Excerpted data:
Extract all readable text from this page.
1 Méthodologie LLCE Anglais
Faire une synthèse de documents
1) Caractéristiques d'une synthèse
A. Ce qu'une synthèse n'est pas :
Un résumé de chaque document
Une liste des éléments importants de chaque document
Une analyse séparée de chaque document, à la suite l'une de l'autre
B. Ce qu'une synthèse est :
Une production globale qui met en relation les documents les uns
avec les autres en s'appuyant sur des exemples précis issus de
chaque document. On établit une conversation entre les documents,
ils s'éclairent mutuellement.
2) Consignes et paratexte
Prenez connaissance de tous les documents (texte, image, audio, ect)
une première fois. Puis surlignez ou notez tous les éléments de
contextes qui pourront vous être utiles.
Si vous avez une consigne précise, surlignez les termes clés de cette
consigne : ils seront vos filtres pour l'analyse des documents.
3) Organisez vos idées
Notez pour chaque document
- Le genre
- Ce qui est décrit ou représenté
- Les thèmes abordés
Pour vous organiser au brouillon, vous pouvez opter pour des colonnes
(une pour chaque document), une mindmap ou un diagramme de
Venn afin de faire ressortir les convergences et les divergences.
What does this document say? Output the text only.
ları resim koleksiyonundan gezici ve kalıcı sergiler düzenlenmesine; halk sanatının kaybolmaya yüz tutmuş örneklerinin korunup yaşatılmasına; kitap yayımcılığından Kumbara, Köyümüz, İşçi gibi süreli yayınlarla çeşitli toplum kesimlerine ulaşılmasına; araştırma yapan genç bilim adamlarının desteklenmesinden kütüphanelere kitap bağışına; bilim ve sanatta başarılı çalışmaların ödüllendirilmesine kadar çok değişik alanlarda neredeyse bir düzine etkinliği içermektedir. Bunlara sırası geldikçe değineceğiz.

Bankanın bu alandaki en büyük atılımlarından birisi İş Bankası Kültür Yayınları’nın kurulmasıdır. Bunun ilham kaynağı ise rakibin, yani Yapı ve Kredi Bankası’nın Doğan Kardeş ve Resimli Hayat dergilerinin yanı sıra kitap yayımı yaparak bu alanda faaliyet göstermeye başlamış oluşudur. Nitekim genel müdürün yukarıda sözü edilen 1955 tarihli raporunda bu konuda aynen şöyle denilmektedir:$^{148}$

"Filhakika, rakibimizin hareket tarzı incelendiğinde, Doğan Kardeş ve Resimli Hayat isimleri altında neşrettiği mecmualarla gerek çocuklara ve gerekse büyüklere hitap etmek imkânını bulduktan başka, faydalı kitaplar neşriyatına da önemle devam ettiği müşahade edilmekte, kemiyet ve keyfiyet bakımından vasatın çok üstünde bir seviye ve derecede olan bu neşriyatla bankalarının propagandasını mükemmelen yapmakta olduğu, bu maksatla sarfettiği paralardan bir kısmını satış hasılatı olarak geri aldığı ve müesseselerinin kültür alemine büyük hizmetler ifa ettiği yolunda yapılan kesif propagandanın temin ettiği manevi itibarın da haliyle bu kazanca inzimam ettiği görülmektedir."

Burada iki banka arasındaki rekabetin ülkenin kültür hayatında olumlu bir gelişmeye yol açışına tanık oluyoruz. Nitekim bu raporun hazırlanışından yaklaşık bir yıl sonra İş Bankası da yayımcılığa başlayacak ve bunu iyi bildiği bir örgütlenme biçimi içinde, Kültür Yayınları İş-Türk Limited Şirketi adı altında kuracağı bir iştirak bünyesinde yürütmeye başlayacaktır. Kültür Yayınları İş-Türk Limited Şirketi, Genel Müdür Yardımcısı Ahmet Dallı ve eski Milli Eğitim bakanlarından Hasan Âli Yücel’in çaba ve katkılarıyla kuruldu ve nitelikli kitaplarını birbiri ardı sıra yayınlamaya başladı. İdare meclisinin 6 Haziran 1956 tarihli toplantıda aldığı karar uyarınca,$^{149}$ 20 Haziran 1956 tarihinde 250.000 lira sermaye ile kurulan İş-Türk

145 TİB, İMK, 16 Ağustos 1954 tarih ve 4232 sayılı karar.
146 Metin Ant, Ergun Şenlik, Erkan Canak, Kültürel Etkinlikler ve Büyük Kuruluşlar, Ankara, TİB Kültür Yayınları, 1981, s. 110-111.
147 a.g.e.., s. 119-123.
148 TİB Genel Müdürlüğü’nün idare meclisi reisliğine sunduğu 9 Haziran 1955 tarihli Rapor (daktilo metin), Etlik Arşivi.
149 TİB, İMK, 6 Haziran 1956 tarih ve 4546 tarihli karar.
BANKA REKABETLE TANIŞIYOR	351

Request: Give the records above again, word for word.

Problem solution:
Extract all readable text from this page.
1 Méthodologie LLCE Anglais
Faire une synthèse de documents
1) Caractéristiques d'une synthèse
A. Ce qu'une synthèse n'est pas :
Un résumé de chaque document
Une liste des éléments importants de chaque document
Une analyse séparée de chaque document, à la suite l'une de l'autre
B. Ce qu'une synthèse est :
Une production globale qui met en relation les documents les uns
avec les autres en s'appuyant sur des exemples précis issus de
chaque document. On établit une conversation entre les documents,
ils s'éclairent mutuellement.
2) Consignes et paratexte
Prenez connaissance de tous les documents (texte, image, audio, ect)
une première fois. Puis surlignez ou notez tous les éléments de
contextes qui pourront vous être utiles.
Si vous avez une consigne précise, surlignez les termes clés de cette
consigne : ils seront vos filtres pour l'analyse des documents.
3) Organisez vos idées
Notez pour chaque document
- Le genre
- Ce qui est décrit ou représenté
- Les thèmes abordés
Pour vous organiser au brouillon, vous pouvez opter pour des colonnes
(une pour chaque document), une mindmap ou un diagramme de
Venn afin de faire ressortir les convergences et les divergences.
What does this document say? Output the text only.
ları resim koleksiyonundan gezici ve kalıcı sergiler düzenlenmesine; halk sanatının kaybolmaya yüz tutmuş örneklerinin korunup yaşatılmasına; kitap yayımcılığından Kumbara, Köyümüz, İşçi gibi süreli yayınlarla çeşitli toplum kesimlerine ulaşılmasına; araştırma yapan genç bilim adamlarının desteklenmesinden kütüphanelere kitap bağışına; bilim ve sanatta başarılı çalışmaların ödüllendirilmesine kadar çok değişik alanlarda neredeyse bir düzine etkinliği içermektedir. Bunlara sırası geldikçe değineceğiz.

Bankanın bu alandaki en büyük atılımlarından birisi İş Bankası Kültür Yayınları’nın kurulmasıdır. Bunun ilham kaynağı ise rakibin, yani Yapı ve Kredi Bankası’nın Doğan Kardeş ve Resimli Hayat dergilerinin yanı sıra kitap yayımı yaparak bu alanda faaliyet göstermeye başlamış oluşudur. Nitekim genel müdürün yukarıda sözü edilen 1955 tarihli raporunda bu konuda aynen şöyle denilmektedir:$^{148}$

"Filhakika, rakibimizin hareket tarzı incelendiğinde, Doğan Kardeş ve Resimli Hayat isimleri altında neşrettiği mecmualarla gerek çocuklara ve gerekse büyüklere hitap etmek imkânını bulduktan başka, faydalı kitaplar neşriyatına da önemle devam ettiği müşahade edilmekte, kemiyet ve keyfiyet bakımından vasatın çok üstünde bir seviye ve derecede olan bu neşriyatla bankalarının propagandasını mükemmelen yapmakta olduğu, bu maksatla sarfettiği paralardan bir kısmını satış hasılatı olarak geri aldığı ve müesseselerinin kültür alemine büyük hizmetler ifa ettiği yolunda yapılan kesif propagandanın temin ettiği manevi itibarın da haliyle bu kazanca inzimam ettiği görülmektedir."

Burada iki banka arasındaki rekabetin ülkenin kültür hayatında olumlu bir gelişmeye yol açışına tanık oluyoruz. Nitekim bu raporun hazırlanışından yaklaşık bir yıl sonra İş Bankası da yayımcılığa başlayacak ve bunu iyi bildiği bir örgütlenme biçimi içinde, Kültür Yayınları İş-Türk Limited Şirketi adı altında kuracağı bir iştirak bünyesinde yürütmeye başlayacaktır. Kültür Yayınları İş-Türk Limited Şirketi, Genel Müdür Yardımcısı Ahmet Dallı ve eski Milli Eğitim bakanlarından Hasan Âli Yücel’in çaba ve katkılarıyla kuruldu ve nitelikli kitaplarını birbiri ardı sıra yayınlamaya başladı. İdare meclisinin 6 Haziran 1956 tarihli toplantıda aldığı karar uyarınca,$^{149}$ 20 Haziran 1956 tarihinde 250.000 lira sermaye ile kurulan İş-Türk

145 TİB, İMK, 16 Ağustos 1954 tarih ve 4232 sayılı karar.
146 Metin Ant, Ergun Şenlik, Erkan Canak, Kültürel Etkinlikler ve Büyük Kuruluşlar, Ankara, TİB Kültür Yayınları, 1981, s. 110-111.
147 a.g.e.., s. 119-123.
148 TİB Genel Müdürlüğü’nün idare meclisi reisliğine sunduğu 9 Haziran 1955 tarihli Rapor (daktilo metin), Etlik Arşivi.
149 TİB, İMK, 6 Haziran 1956 tarih ve 4546 tarihli karar.
BANKA REKABETLE TANIŞIYOR	351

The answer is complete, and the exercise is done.